*TASK GOAL:*
Carry none of the pictures over; write out the complete data exactly.

*DATA SUPPLIED:*
--- BEGIN ---
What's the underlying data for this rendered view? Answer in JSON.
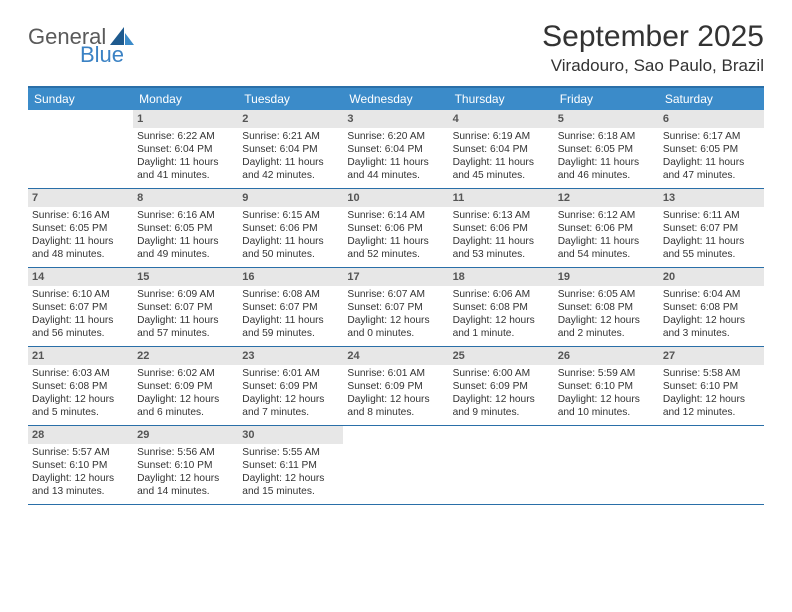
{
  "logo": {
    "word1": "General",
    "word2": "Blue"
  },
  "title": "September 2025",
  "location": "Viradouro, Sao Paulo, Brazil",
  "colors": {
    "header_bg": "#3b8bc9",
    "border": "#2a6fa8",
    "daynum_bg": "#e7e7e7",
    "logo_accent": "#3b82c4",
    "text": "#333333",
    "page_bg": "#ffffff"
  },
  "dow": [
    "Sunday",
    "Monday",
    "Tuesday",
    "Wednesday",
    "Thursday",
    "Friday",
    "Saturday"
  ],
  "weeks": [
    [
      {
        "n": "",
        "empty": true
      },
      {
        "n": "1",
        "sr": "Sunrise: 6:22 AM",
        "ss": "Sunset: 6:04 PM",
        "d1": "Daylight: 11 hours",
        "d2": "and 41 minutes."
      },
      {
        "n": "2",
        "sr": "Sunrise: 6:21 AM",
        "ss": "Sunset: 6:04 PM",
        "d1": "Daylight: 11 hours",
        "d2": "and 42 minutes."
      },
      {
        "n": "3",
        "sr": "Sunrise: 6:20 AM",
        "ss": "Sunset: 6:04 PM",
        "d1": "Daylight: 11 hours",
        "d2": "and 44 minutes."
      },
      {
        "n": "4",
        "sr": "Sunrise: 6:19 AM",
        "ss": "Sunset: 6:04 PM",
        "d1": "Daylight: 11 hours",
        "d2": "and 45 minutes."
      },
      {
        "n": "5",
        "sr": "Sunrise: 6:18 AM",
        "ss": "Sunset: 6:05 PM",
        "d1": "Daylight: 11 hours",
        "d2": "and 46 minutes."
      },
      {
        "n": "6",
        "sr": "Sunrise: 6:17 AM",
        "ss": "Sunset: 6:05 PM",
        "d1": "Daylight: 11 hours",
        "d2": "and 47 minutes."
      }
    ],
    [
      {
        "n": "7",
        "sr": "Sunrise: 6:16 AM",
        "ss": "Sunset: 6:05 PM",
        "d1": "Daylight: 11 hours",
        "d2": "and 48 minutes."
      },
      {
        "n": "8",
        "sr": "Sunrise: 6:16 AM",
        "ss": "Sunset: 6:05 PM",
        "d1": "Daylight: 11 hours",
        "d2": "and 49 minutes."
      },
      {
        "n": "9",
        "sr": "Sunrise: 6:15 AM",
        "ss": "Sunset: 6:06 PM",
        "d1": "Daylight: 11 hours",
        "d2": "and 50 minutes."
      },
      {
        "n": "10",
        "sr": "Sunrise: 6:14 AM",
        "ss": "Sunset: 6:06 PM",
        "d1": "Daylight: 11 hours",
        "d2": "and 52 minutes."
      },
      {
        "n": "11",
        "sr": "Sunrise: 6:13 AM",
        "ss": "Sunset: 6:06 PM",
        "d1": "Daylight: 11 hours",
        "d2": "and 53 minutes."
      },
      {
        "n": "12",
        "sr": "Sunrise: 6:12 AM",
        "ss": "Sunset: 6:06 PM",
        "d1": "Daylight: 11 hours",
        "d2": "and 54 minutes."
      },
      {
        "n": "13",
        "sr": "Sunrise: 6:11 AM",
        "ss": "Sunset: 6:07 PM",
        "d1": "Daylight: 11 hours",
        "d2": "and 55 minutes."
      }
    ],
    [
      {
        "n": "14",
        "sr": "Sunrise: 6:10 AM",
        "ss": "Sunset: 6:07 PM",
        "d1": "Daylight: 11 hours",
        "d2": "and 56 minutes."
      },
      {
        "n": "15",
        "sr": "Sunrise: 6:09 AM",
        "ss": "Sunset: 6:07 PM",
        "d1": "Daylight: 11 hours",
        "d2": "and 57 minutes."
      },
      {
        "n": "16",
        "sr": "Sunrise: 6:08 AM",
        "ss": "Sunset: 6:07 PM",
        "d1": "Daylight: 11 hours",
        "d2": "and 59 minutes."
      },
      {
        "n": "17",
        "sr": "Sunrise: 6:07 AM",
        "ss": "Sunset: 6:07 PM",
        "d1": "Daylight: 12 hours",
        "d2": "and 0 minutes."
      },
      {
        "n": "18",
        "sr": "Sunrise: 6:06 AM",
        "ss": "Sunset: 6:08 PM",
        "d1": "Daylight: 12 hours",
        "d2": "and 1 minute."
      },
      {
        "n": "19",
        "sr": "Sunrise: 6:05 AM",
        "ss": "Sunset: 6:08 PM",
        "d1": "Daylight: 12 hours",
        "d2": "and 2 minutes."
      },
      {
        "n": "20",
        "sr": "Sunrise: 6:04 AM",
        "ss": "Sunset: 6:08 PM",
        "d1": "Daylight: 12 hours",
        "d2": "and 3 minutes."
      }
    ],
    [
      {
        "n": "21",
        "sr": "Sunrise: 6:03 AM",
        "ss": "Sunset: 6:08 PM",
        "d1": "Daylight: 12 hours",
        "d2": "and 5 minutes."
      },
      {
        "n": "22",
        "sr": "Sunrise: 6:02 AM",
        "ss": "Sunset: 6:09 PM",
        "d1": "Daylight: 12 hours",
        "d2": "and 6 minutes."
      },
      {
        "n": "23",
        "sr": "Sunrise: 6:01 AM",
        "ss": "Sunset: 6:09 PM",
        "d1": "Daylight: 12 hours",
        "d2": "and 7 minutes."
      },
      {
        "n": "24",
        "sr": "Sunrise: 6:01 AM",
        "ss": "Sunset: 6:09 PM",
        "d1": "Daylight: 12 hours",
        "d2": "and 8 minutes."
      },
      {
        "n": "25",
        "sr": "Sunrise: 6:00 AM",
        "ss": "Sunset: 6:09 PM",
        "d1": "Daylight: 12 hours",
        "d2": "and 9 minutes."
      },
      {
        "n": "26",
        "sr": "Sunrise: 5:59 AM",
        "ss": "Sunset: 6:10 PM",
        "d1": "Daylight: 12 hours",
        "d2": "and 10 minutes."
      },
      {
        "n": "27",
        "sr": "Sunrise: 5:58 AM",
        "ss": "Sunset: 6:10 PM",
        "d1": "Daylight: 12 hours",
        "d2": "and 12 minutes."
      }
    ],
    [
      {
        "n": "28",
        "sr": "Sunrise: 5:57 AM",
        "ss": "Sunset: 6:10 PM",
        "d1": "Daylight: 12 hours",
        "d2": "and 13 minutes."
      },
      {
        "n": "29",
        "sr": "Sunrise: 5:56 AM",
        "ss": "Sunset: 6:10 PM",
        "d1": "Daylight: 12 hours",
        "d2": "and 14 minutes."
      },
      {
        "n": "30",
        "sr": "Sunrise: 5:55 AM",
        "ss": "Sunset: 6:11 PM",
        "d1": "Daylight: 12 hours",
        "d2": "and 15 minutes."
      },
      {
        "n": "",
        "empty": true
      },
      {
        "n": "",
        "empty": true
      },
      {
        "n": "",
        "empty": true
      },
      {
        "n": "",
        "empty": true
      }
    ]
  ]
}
--- END ---
*RESPONSE TO THIS EXERCISE:*
What's the underlying data for this rendered view? Answer in JSON.
{
  "logo": {
    "word1": "General",
    "word2": "Blue"
  },
  "title": "September 2025",
  "location": "Viradouro, Sao Paulo, Brazil",
  "colors": {
    "header_bg": "#3b8bc9",
    "border": "#2a6fa8",
    "daynum_bg": "#e7e7e7",
    "logo_accent": "#3b82c4",
    "text": "#333333",
    "page_bg": "#ffffff"
  },
  "dow": [
    "Sunday",
    "Monday",
    "Tuesday",
    "Wednesday",
    "Thursday",
    "Friday",
    "Saturday"
  ],
  "weeks": [
    [
      {
        "n": "",
        "empty": true
      },
      {
        "n": "1",
        "sr": "Sunrise: 6:22 AM",
        "ss": "Sunset: 6:04 PM",
        "d1": "Daylight: 11 hours",
        "d2": "and 41 minutes."
      },
      {
        "n": "2",
        "sr": "Sunrise: 6:21 AM",
        "ss": "Sunset: 6:04 PM",
        "d1": "Daylight: 11 hours",
        "d2": "and 42 minutes."
      },
      {
        "n": "3",
        "sr": "Sunrise: 6:20 AM",
        "ss": "Sunset: 6:04 PM",
        "d1": "Daylight: 11 hours",
        "d2": "and 44 minutes."
      },
      {
        "n": "4",
        "sr": "Sunrise: 6:19 AM",
        "ss": "Sunset: 6:04 PM",
        "d1": "Daylight: 11 hours",
        "d2": "and 45 minutes."
      },
      {
        "n": "5",
        "sr": "Sunrise: 6:18 AM",
        "ss": "Sunset: 6:05 PM",
        "d1": "Daylight: 11 hours",
        "d2": "and 46 minutes."
      },
      {
        "n": "6",
        "sr": "Sunrise: 6:17 AM",
        "ss": "Sunset: 6:05 PM",
        "d1": "Daylight: 11 hours",
        "d2": "and 47 minutes."
      }
    ],
    [
      {
        "n": "7",
        "sr": "Sunrise: 6:16 AM",
        "ss": "Sunset: 6:05 PM",
        "d1": "Daylight: 11 hours",
        "d2": "and 48 minutes."
      },
      {
        "n": "8",
        "sr": "Sunrise: 6:16 AM",
        "ss": "Sunset: 6:05 PM",
        "d1": "Daylight: 11 hours",
        "d2": "and 49 minutes."
      },
      {
        "n": "9",
        "sr": "Sunrise: 6:15 AM",
        "ss": "Sunset: 6:06 PM",
        "d1": "Daylight: 11 hours",
        "d2": "and 50 minutes."
      },
      {
        "n": "10",
        "sr": "Sunrise: 6:14 AM",
        "ss": "Sunset: 6:06 PM",
        "d1": "Daylight: 11 hours",
        "d2": "and 52 minutes."
      },
      {
        "n": "11",
        "sr": "Sunrise: 6:13 AM",
        "ss": "Sunset: 6:06 PM",
        "d1": "Daylight: 11 hours",
        "d2": "and 53 minutes."
      },
      {
        "n": "12",
        "sr": "Sunrise: 6:12 AM",
        "ss": "Sunset: 6:06 PM",
        "d1": "Daylight: 11 hours",
        "d2": "and 54 minutes."
      },
      {
        "n": "13",
        "sr": "Sunrise: 6:11 AM",
        "ss": "Sunset: 6:07 PM",
        "d1": "Daylight: 11 hours",
        "d2": "and 55 minutes."
      }
    ],
    [
      {
        "n": "14",
        "sr": "Sunrise: 6:10 AM",
        "ss": "Sunset: 6:07 PM",
        "d1": "Daylight: 11 hours",
        "d2": "and 56 minutes."
      },
      {
        "n": "15",
        "sr": "Sunrise: 6:09 AM",
        "ss": "Sunset: 6:07 PM",
        "d1": "Daylight: 11 hours",
        "d2": "and 57 minutes."
      },
      {
        "n": "16",
        "sr": "Sunrise: 6:08 AM",
        "ss": "Sunset: 6:07 PM",
        "d1": "Daylight: 11 hours",
        "d2": "and 59 minutes."
      },
      {
        "n": "17",
        "sr": "Sunrise: 6:07 AM",
        "ss": "Sunset: 6:07 PM",
        "d1": "Daylight: 12 hours",
        "d2": "and 0 minutes."
      },
      {
        "n": "18",
        "sr": "Sunrise: 6:06 AM",
        "ss": "Sunset: 6:08 PM",
        "d1": "Daylight: 12 hours",
        "d2": "and 1 minute."
      },
      {
        "n": "19",
        "sr": "Sunrise: 6:05 AM",
        "ss": "Sunset: 6:08 PM",
        "d1": "Daylight: 12 hours",
        "d2": "and 2 minutes."
      },
      {
        "n": "20",
        "sr": "Sunrise: 6:04 AM",
        "ss": "Sunset: 6:08 PM",
        "d1": "Daylight: 12 hours",
        "d2": "and 3 minutes."
      }
    ],
    [
      {
        "n": "21",
        "sr": "Sunrise: 6:03 AM",
        "ss": "Sunset: 6:08 PM",
        "d1": "Daylight: 12 hours",
        "d2": "and 5 minutes."
      },
      {
        "n": "22",
        "sr": "Sunrise: 6:02 AM",
        "ss": "Sunset: 6:09 PM",
        "d1": "Daylight: 12 hours",
        "d2": "and 6 minutes."
      },
      {
        "n": "23",
        "sr": "Sunrise: 6:01 AM",
        "ss": "Sunset: 6:09 PM",
        "d1": "Daylight: 12 hours",
        "d2": "and 7 minutes."
      },
      {
        "n": "24",
        "sr": "Sunrise: 6:01 AM",
        "ss": "Sunset: 6:09 PM",
        "d1": "Daylight: 12 hours",
        "d2": "and 8 minutes."
      },
      {
        "n": "25",
        "sr": "Sunrise: 6:00 AM",
        "ss": "Sunset: 6:09 PM",
        "d1": "Daylight: 12 hours",
        "d2": "and 9 minutes."
      },
      {
        "n": "26",
        "sr": "Sunrise: 5:59 AM",
        "ss": "Sunset: 6:10 PM",
        "d1": "Daylight: 12 hours",
        "d2": "and 10 minutes."
      },
      {
        "n": "27",
        "sr": "Sunrise: 5:58 AM",
        "ss": "Sunset: 6:10 PM",
        "d1": "Daylight: 12 hours",
        "d2": "and 12 minutes."
      }
    ],
    [
      {
        "n": "28",
        "sr": "Sunrise: 5:57 AM",
        "ss": "Sunset: 6:10 PM",
        "d1": "Daylight: 12 hours",
        "d2": "and 13 minutes."
      },
      {
        "n": "29",
        "sr": "Sunrise: 5:56 AM",
        "ss": "Sunset: 6:10 PM",
        "d1": "Daylight: 12 hours",
        "d2": "and 14 minutes."
      },
      {
        "n": "30",
        "sr": "Sunrise: 5:55 AM",
        "ss": "Sunset: 6:11 PM",
        "d1": "Daylight: 12 hours",
        "d2": "and 15 minutes."
      },
      {
        "n": "",
        "empty": true
      },
      {
        "n": "",
        "empty": true
      },
      {
        "n": "",
        "empty": true
      },
      {
        "n": "",
        "empty": true
      }
    ]
  ]
}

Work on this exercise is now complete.